Aim:
Set down the records once more, please, exactly and with the pictures left out.

Record set:
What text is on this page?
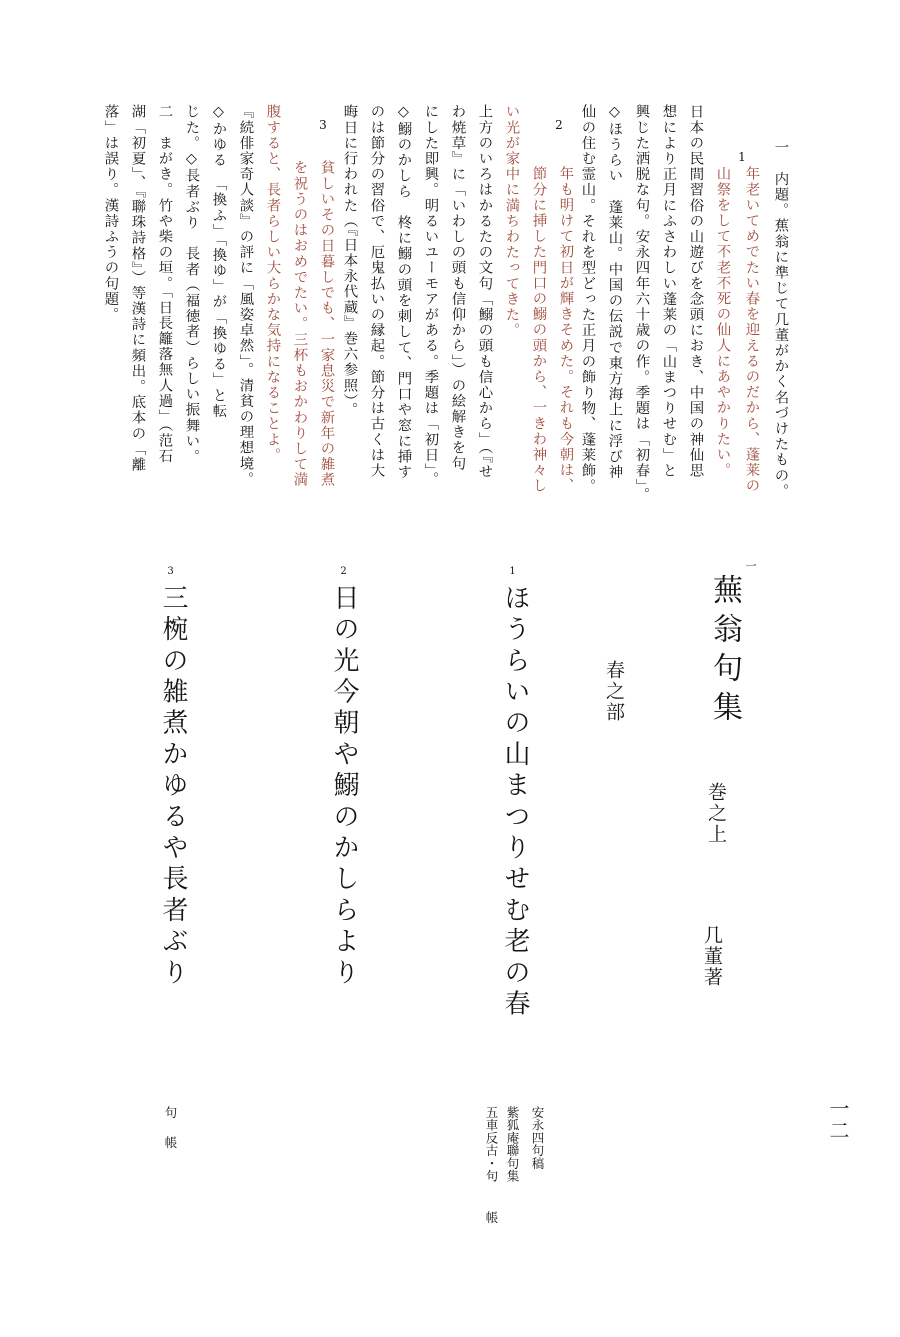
一　内題。蕉翁に準じて几董がかく名づけたもの。
1
年老いてめでたい春を迎えるのだから、蓬莱の
山祭をして不老不死の仙人にあやかりたい。
日本の民間習俗の山遊びを念頭におき、中国の神仙思
想により正月にふさわしい蓬莱の「山まつりせむ」と
興じた洒脱な句。安永四年六十歳の作。季題は「初春」。
◇ほうらい　蓬莱山。中国の伝説で東方海上に浮び神
仙の住む霊山。それを型どった正月の飾り物、蓬莱飾。
2
年も明けて初日が輝きそめた。それも今朝は、
節分に挿した門口の鰯の頭から、一きわ神々し
い光が家中に満ちわたってきた。
上方のいろはかるたの文句「鰯の頭も信心から」（『せ
わ焼草』に「いわしの頭も信仰から」）の絵解きを句
にした即興。明るいユーモアがある。季題は「初日」。
◇鰯のかしら　柊に鰯の頭を刺して、門口や窓に挿す
のは節分の習俗で、厄鬼払いの縁起。節分は古くは大
晦日に行われた（『日本永代蔵』巻六参照）。
3
貧しいその日暮しでも、一家息災で新年の雑煮
を祝うのはおめでたい。三杯もおかわりして満
腹すると、長者らしい大らかな気持になることよ。
『続俳家奇人談』の評に「風姿卓然」。清貧の理想境。
◇かゆる　「換ふ」「換ゆ」が「換ゆる」と転
じた。◇長者ぶり　長者（福徳者）らしい振舞い。
二　まがき。竹や柴の垣。「日長籬落無人過」（范石
湖「初夏」、『聯珠詩格』）等漢詩に頻出。底本の「離
落」は誤り。漢詩ふうの句題。
一
蕪翁句集
巻之上
几董著
春之部
1
ほうらいの山まつりせむ老の春
安永四句稿
紫狐庵聯句集
五車反古・句
帳
2
日の光今朝や鰯のかしらより
3
三椀の雑煮かゆるや長者ぶり
句
帳
一二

Answer to the exercise:
What text is on this page?
一　内題。蕉翁に準じて几董がかく名づけたもの。
1
年老いてめでたい春を迎えるのだから、蓬莱の
山祭をして不老不死の仙人にあやかりたい。
日本の民間習俗の山遊びを念頭におき、中国の神仙思
想により正月にふさわしい蓬莱の「山まつりせむ」と
興じた洒脱な句。安永四年六十歳の作。季題は「初春」。
◇ほうらい　蓬莱山。中国の伝説で東方海上に浮び神
仙の住む霊山。それを型どった正月の飾り物、蓬莱飾。
2
年も明けて初日が輝きそめた。それも今朝は、
節分に挿した門口の鰯の頭から、一きわ神々し
い光が家中に満ちわたってきた。
上方のいろはかるたの文句「鰯の頭も信心から」（『せ
わ焼草』に「いわしの頭も信仰から」）の絵解きを句
にした即興。明るいユーモアがある。季題は「初日」。
◇鰯のかしら　柊に鰯の頭を刺して、門口や窓に挿す
のは節分の習俗で、厄鬼払いの縁起。節分は古くは大
晦日に行われた（『日本永代蔵』巻六参照）。
3
貧しいその日暮しでも、一家息災で新年の雑煮
を祝うのはおめでたい。三杯もおかわりして満
腹すると、長者らしい大らかな気持になることよ。
『続俳家奇人談』の評に「風姿卓然」。清貧の理想境。
◇かゆる　「換ふ」「換ゆ」が「換ゆる」と転
じた。◇長者ぶり　長者（福徳者）らしい振舞い。
二　まがき。竹や柴の垣。「日長籬落無人過」（范石
湖「初夏」、『聯珠詩格』）等漢詩に頻出。底本の「離
落」は誤り。漢詩ふうの句題。
一
蕪翁句集
巻之上
几董著
春之部
1
ほうらいの山まつりせむ老の春
安永四句稿
紫狐庵聯句集
五車反古・句
帳
2
日の光今朝や鰯のかしらより
3
三椀の雑煮かゆるや長者ぶり
句
帳
一二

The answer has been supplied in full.